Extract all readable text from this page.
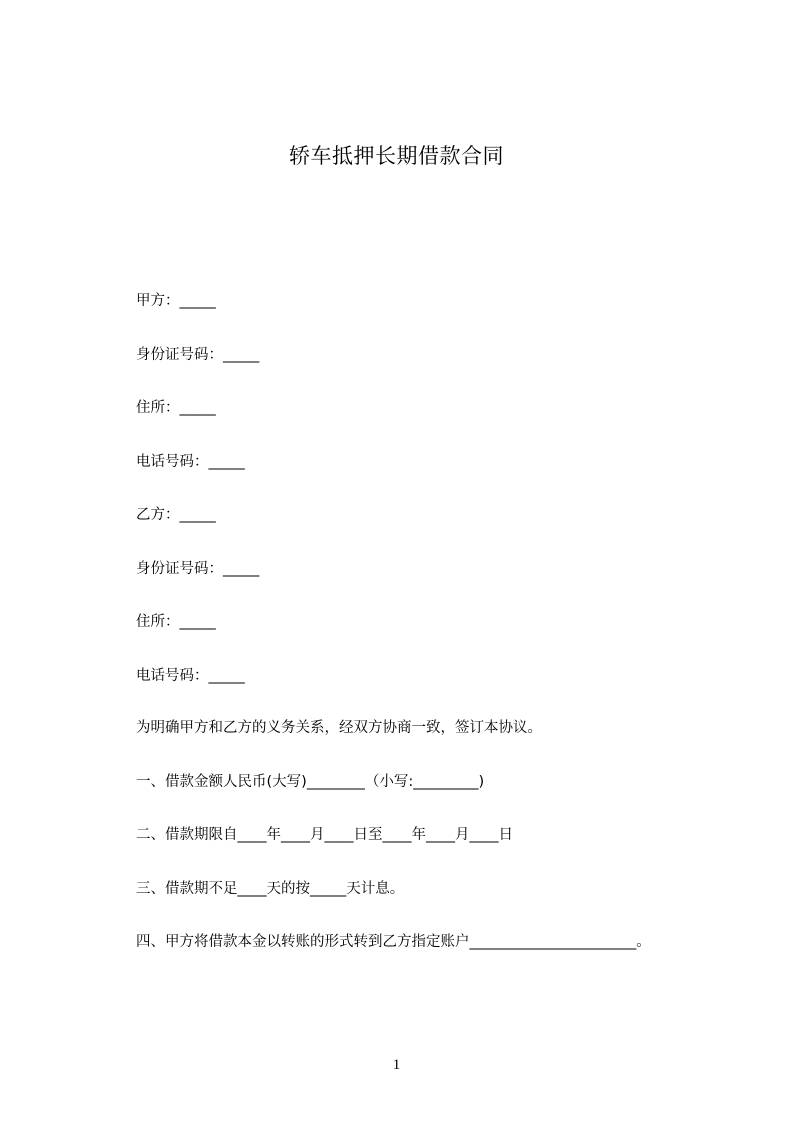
轿车抵押长期借款合同
甲方：_____
身份证号码：_____
住所：_____
电话号码：_____
乙方：_____
身份证号码：_____
住所：_____
电话号码：_____
为明确甲方和乙方的义务关系，经双方协商一致，签订本协议。
一、借款金额人民币(大写)________（小写:_________)
二、借款期限自____年____月____日至____年____月____日
三、借款期不足____天的按_____天计息。
四、甲方将借款本金以转账的形式转到乙方指定账户_______________________。
1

##############################

◆ Objective: Give back the whole listing as it stands, minus its pictures.

◆ Task answer:
Extract all readable text from this page.
轿车抵押长期借款合同
甲方：_____
身份证号码：_____
住所：_____
电话号码：_____
乙方：_____
身份证号码：_____
住所：_____
电话号码：_____
为明确甲方和乙方的义务关系，经双方协商一致，签订本协议。
一、借款金额人民币(大写)________（小写:_________)
二、借款期限自____年____月____日至____年____月____日
三、借款期不足____天的按_____天计息。
四、甲方将借款本金以转账的形式转到乙方指定账户_______________________。
1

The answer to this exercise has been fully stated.